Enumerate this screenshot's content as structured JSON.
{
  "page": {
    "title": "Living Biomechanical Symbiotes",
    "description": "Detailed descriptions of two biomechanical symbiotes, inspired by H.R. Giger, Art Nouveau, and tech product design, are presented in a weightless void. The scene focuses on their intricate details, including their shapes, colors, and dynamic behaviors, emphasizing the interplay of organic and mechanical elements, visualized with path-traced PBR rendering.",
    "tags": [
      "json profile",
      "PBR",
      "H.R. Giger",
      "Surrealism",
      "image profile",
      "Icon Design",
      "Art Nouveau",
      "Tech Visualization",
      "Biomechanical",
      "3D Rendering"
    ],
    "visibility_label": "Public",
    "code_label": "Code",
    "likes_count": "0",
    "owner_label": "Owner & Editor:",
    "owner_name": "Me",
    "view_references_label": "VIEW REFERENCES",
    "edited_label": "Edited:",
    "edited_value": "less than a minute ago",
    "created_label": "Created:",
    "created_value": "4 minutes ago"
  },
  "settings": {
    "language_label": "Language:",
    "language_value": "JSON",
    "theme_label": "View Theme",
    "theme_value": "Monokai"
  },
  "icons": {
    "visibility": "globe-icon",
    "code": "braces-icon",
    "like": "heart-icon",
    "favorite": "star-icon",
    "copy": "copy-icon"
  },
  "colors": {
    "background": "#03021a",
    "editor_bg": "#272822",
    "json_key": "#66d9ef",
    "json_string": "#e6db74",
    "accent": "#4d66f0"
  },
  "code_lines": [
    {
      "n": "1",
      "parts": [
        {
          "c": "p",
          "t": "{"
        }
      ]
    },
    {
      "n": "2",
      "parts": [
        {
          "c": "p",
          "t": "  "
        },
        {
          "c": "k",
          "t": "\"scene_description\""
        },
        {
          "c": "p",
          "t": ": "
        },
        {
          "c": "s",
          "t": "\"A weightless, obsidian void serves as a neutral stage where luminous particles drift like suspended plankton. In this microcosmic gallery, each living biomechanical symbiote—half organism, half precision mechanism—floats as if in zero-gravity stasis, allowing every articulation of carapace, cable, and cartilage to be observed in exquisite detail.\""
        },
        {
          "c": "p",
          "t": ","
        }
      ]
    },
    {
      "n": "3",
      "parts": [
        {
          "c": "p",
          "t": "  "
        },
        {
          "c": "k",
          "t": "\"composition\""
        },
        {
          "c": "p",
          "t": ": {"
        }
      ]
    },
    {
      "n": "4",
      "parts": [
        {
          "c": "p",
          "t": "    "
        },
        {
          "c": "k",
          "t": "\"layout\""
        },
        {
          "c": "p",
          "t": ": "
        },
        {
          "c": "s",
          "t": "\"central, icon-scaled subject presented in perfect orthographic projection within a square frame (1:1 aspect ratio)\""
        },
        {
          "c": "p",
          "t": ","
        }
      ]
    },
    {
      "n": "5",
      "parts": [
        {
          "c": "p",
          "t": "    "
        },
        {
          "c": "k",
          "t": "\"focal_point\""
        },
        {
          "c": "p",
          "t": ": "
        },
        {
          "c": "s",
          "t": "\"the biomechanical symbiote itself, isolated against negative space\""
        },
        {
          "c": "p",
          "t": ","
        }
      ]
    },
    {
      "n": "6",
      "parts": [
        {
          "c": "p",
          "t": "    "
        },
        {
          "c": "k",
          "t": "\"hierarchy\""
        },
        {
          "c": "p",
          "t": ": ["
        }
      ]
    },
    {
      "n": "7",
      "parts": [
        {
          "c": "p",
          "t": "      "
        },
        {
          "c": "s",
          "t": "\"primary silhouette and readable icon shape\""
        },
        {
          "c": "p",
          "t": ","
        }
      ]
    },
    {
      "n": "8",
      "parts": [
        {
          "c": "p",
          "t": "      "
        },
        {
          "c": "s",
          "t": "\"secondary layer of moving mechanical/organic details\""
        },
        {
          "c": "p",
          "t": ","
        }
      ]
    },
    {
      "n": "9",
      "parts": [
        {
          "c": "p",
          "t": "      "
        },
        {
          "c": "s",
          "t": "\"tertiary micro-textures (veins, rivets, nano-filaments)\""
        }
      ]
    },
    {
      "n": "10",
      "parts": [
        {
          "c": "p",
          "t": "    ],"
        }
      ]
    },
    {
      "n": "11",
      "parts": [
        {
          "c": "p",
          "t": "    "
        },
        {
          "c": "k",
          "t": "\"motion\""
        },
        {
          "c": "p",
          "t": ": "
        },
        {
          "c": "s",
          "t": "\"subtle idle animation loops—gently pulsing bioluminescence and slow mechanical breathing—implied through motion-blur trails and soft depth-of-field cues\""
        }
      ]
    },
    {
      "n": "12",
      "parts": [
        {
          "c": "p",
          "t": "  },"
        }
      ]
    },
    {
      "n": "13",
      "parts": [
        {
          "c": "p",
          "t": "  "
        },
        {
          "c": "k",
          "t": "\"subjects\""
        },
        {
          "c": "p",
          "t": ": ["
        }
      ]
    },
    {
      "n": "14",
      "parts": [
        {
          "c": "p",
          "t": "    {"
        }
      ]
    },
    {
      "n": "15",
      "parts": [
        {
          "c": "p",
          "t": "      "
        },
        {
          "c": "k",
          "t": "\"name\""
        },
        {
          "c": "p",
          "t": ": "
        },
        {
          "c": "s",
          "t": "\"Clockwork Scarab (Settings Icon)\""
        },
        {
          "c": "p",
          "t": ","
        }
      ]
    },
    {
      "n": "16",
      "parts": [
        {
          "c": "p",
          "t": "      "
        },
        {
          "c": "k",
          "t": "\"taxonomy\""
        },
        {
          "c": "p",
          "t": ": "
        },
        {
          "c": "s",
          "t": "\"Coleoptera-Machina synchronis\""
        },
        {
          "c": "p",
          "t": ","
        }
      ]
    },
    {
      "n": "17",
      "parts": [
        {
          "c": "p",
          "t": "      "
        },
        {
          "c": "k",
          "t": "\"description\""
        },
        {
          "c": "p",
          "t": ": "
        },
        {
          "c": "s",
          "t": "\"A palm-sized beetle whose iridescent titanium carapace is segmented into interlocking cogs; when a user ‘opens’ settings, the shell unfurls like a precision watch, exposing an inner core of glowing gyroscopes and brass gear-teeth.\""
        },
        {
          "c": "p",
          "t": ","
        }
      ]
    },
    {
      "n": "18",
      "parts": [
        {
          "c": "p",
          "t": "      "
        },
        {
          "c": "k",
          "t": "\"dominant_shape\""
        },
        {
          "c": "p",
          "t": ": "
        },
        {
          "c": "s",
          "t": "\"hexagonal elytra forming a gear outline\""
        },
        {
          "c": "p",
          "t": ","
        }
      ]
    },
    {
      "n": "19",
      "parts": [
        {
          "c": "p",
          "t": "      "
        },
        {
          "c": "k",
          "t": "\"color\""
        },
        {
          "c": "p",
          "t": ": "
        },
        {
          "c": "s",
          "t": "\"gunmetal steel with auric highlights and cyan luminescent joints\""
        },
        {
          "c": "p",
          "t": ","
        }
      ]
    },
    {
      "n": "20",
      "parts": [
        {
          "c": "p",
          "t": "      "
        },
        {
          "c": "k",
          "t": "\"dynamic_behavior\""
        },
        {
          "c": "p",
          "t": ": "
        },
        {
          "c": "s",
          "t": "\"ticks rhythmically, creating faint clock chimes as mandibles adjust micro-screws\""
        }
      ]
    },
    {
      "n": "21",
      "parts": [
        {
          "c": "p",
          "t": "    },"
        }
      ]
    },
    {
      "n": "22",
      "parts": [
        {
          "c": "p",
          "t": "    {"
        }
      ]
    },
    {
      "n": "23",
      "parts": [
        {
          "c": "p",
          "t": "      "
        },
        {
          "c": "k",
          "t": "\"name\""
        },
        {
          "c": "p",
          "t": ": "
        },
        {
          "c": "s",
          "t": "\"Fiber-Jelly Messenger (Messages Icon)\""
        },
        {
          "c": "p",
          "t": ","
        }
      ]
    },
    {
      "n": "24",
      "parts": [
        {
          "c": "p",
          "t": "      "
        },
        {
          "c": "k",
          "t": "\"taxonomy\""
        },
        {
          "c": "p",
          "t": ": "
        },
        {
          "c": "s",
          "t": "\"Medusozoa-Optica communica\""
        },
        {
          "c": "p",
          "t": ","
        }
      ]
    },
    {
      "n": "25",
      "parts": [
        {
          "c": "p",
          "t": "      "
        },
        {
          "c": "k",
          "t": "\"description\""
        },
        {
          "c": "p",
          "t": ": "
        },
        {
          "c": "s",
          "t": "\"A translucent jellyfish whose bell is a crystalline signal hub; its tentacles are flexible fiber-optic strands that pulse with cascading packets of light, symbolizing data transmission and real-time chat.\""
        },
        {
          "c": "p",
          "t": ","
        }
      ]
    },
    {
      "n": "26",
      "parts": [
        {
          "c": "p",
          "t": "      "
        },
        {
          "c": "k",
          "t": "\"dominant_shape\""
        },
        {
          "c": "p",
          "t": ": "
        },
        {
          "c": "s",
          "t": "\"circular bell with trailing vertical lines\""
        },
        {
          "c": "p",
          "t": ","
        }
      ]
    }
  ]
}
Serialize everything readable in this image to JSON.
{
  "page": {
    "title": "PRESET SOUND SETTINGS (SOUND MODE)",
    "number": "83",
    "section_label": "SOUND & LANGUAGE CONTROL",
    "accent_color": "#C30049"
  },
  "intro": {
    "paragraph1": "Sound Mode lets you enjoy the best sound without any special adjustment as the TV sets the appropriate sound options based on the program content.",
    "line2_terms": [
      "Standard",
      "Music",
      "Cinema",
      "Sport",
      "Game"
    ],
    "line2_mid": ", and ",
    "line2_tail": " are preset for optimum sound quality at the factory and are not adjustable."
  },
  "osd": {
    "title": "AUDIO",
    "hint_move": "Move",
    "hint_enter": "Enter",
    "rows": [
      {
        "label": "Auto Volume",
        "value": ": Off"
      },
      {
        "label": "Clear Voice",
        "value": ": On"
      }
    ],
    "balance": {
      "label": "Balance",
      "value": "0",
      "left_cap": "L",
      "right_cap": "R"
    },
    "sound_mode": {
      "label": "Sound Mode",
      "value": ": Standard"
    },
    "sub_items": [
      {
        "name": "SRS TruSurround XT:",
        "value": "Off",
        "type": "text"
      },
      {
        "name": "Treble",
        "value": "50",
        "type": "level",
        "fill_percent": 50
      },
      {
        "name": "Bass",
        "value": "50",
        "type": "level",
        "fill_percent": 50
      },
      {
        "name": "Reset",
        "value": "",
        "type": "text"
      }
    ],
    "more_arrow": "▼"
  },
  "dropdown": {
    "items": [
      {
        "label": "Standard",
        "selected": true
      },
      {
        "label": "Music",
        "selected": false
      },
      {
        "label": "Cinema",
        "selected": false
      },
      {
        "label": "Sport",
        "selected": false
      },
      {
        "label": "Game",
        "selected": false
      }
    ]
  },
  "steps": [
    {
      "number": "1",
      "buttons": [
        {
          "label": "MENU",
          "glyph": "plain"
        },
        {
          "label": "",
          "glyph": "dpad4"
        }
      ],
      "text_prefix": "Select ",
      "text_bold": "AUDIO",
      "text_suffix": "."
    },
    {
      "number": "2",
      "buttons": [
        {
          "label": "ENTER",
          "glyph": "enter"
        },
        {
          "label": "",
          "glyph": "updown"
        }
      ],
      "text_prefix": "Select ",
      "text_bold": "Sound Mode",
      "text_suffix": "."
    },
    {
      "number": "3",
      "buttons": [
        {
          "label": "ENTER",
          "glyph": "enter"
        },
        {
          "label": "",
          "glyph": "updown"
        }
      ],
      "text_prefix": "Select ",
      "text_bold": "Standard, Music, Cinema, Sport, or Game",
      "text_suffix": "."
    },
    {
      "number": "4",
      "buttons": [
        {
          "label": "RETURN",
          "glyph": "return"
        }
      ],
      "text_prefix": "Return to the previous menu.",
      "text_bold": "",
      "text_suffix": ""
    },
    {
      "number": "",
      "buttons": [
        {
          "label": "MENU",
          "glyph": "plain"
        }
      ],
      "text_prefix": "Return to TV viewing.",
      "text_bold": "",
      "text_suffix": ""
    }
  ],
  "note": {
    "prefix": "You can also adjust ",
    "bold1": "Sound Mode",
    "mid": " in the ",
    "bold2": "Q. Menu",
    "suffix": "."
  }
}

★ ★ ★ ★ ★

**YOUR INSTRUCTIONS**.
Read through the entries and copy each line in which "Game" appears.

**COMPLETE RESPONSE**.
      "Game"
        "label": "Game",
      "text_bold": "Standard, Music, Cinema, Sport, or Game",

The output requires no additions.